**Task prompt:** Write every record below out exactly; no images.

--

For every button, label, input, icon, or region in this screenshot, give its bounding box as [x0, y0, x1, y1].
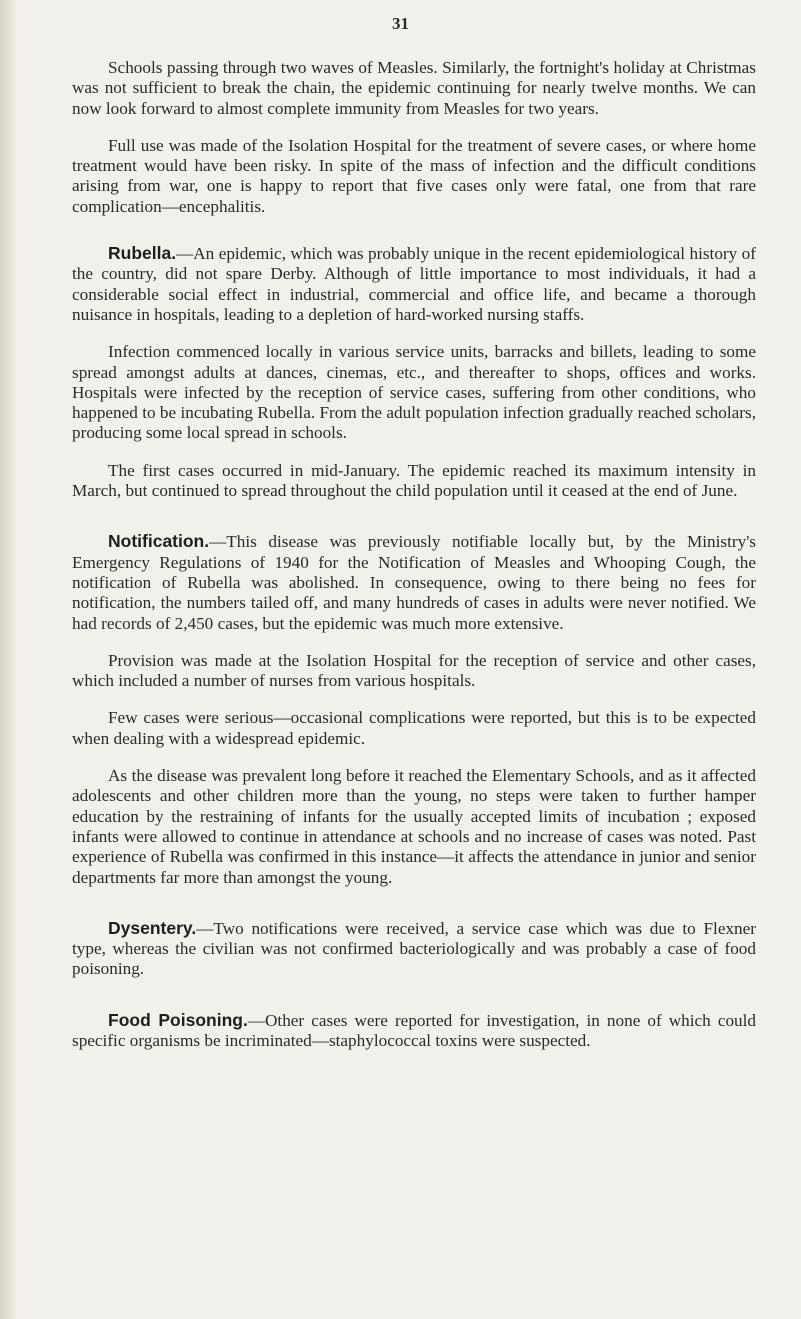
- dysentery-section: [72, 918, 756, 980]
- dysentery-heading: Dysentery.: [108, 917, 197, 938]
- page-number: 31: [392, 14, 409, 33]
- dysentery-lead-text: —Two notifications were received, a service case which was due to Flexner type, whereas the civilian was not confirmed bacteriologically and was probably a case of food poisoning.: [72, 918, 756, 979]
- notification-lead-text: —This disease was previously notifiable locally but, by the Ministry's Emergency Regulations of 1940 for the Notification of Measles and Whooping Cough, the notification of Rubella was abolished. In consequence, owing to there being no fees for notification, the numbers tailed off, and many hundreds of cases in adults were never notified. We had records of 2,450 cases, but the epidemic was much more extensive.: [72, 532, 756, 633]
- food-poisoning-section: [72, 1010, 756, 1052]
- rubella-paragraph-2: The first cases occurred in mid-January. The epidemic reached its maximum intensity in March, but continued to spread throughout the child population until it ceased at the end of June.: [72, 460, 756, 501]
- notification-paragraph-2: Few cases were serious—occasional complications were reported, but this is to be expected when dealing with a widespread epidemic.: [72, 708, 756, 748]
- page-binding-edge: [0, 0, 18, 1319]
- rubella-section-lead: [72, 243, 756, 325]
- food-poisoning-heading: Food Poisoning.: [108, 1009, 248, 1030]
- rubella-lead-text: —An epidemic, which was probably unique in the recent epidemiological history of the country, did not spare Derby. Although of little importance to most individuals, it had a considerable social effect in industrial, commercial and office life, and became a thorough nuisance in hospitals, leading to a depletion of hard-worked nursing staffs.: [72, 244, 756, 324]
- rubella-heading: Rubella.: [108, 243, 177, 264]
- intro-paragraph-1: Schools passing through two waves of Measles. Similarly, the fortnight's holiday at Christmas was not sufficient to break the chain, the epidemic continuing for nearly twelve months. We can now look forward to almost complete immunity from Measles for two years.: [72, 58, 756, 118]
- intro-paragraph-2: Full use was made of the Isolation Hospital for the treatment of severe cases, or where home treatment would have been risky. In spite of the mass of infection and the difficult conditions arising from war, one is happy to report that five cases only were fatal, one from that rare complication—encephalitis.: [72, 135, 756, 216]
- notification-section-lead: [72, 531, 756, 633]
- notification-paragraph-1: Provision was made at the Isolation Hospital for the reception of service and other cases, which included a number of nurses from various hospitals.: [72, 650, 756, 691]
- page-body: [72, 58, 756, 1068]
- rubella-paragraph-1: Infection commenced locally in various service units, barracks and billets, leading to some spread amongst adults at dances, cinemas, etc., and thereafter to shops, offices and works. Hospitals were infected by the reception of service cases, suffering from other conditions, who happened to be incubating Rubella. From the adult population infection gradually reached scholars, producing some local spread in schools.: [72, 342, 756, 443]
- food-poisoning-lead-text: —Other cases were reported for investigation, in none of which could specific organisms be incriminated—staphylococcal toxins were suspected.: [72, 1010, 757, 1050]
- notification-heading: Notification.: [108, 531, 210, 552]
- notification-paragraph-3: As the disease was prevalent long before it reached the Elementary Schools, and as it affected adolescents and other children more than the young, no steps were taken to further hamper education by the restraining of infants for the usually accepted limits of incubation ; exposed infants were allowed to continue in attendance at schools and no increase of cases was noted. Past experience of Rubella was confirmed in this instance—it affects the attendance in junior and senior departments far more than amongst the young.: [72, 766, 756, 887]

--

**Response box:**
For every button, label, input, icon, or region in this screenshot, give its bounding box as [x0, y0, x1, y1].
- dysentery-section: [72, 918, 756, 980]
- dysentery-heading: Dysentery.: [108, 917, 197, 938]
- page-number: 31: [392, 14, 409, 33]
- dysentery-lead-text: —Two notifications were received, a service case which was due to Flexner type, whereas the civilian was not confirmed bacteriologically and was probably a case of food poisoning.: [72, 918, 756, 979]
- notification-lead-text: —This disease was previously notifiable locally but, by the Ministry's Emergency Regulations of 1940 for the Notification of Measles and Whooping Cough, the notification of Rubella was abolished. In consequence, owing to there being no fees for notification, the numbers tailed off, and many hundreds of cases in adults were never notified. We had records of 2,450 cases, but the epidemic was much more extensive.: [72, 532, 756, 633]
- food-poisoning-section: [72, 1010, 756, 1052]
- rubella-paragraph-2: The first cases occurred in mid-January. The epidemic reached its maximum intensity in March, but continued to spread throughout the child population until it ceased at the end of June.: [72, 460, 756, 501]
- notification-paragraph-2: Few cases were serious—occasional complications were reported, but this is to be expected when dealing with a widespread epidemic.: [72, 708, 756, 748]
- page-binding-edge: [0, 0, 18, 1319]
- rubella-section-lead: [72, 243, 756, 325]
- food-poisoning-heading: Food Poisoning.: [108, 1009, 248, 1030]
- rubella-lead-text: —An epidemic, which was probably unique in the recent epidemiological history of the country, did not spare Derby. Although of little importance to most individuals, it had a considerable social effect in industrial, commercial and office life, and became a thorough nuisance in hospitals, leading to a depletion of hard-worked nursing staffs.: [72, 244, 756, 324]
- rubella-heading: Rubella.: [108, 243, 177, 264]
- intro-paragraph-1: Schools passing through two waves of Measles. Similarly, the fortnight's holiday at Christmas was not sufficient to break the chain, the epidemic continuing for nearly twelve months. We can now look forward to almost complete immunity from Measles for two years.: [72, 58, 756, 118]
- intro-paragraph-2: Full use was made of the Isolation Hospital for the treatment of severe cases, or where home treatment would have been risky. In spite of the mass of infection and the difficult conditions arising from war, one is happy to report that five cases only were fatal, one from that rare complication—encephalitis.: [72, 135, 756, 216]
- notification-section-lead: [72, 531, 756, 633]
- notification-paragraph-1: Provision was made at the Isolation Hospital for the reception of service and other cases, which included a number of nurses from various hospitals.: [72, 650, 756, 691]
- page-body: [72, 58, 756, 1068]
- rubella-paragraph-1: Infection commenced locally in various service units, barracks and billets, leading to some spread amongst adults at dances, cinemas, etc., and thereafter to shops, offices and works. Hospitals were infected by the reception of service cases, suffering from other conditions, who happened to be incubating Rubella. From the adult population infection gradually reached scholars, producing some local spread in schools.: [72, 342, 756, 443]
- food-poisoning-lead-text: —Other cases were reported for investigation, in none of which could specific organisms be incriminated—staphylococcal toxins were suspected.: [72, 1010, 757, 1050]
- notification-heading: Notification.: [108, 531, 210, 552]
- notification-paragraph-3: As the disease was prevalent long before it reached the Elementary Schools, and as it affected adolescents and other children more than the young, no steps were taken to further hamper education by the restraining of infants for the usually accepted limits of incubation ; exposed infants were allowed to continue in attendance at schools and no increase of cases was noted. Past experience of Rubella was confirmed in this instance—it affects the attendance in junior and senior departments far more than amongst the young.: [72, 766, 756, 887]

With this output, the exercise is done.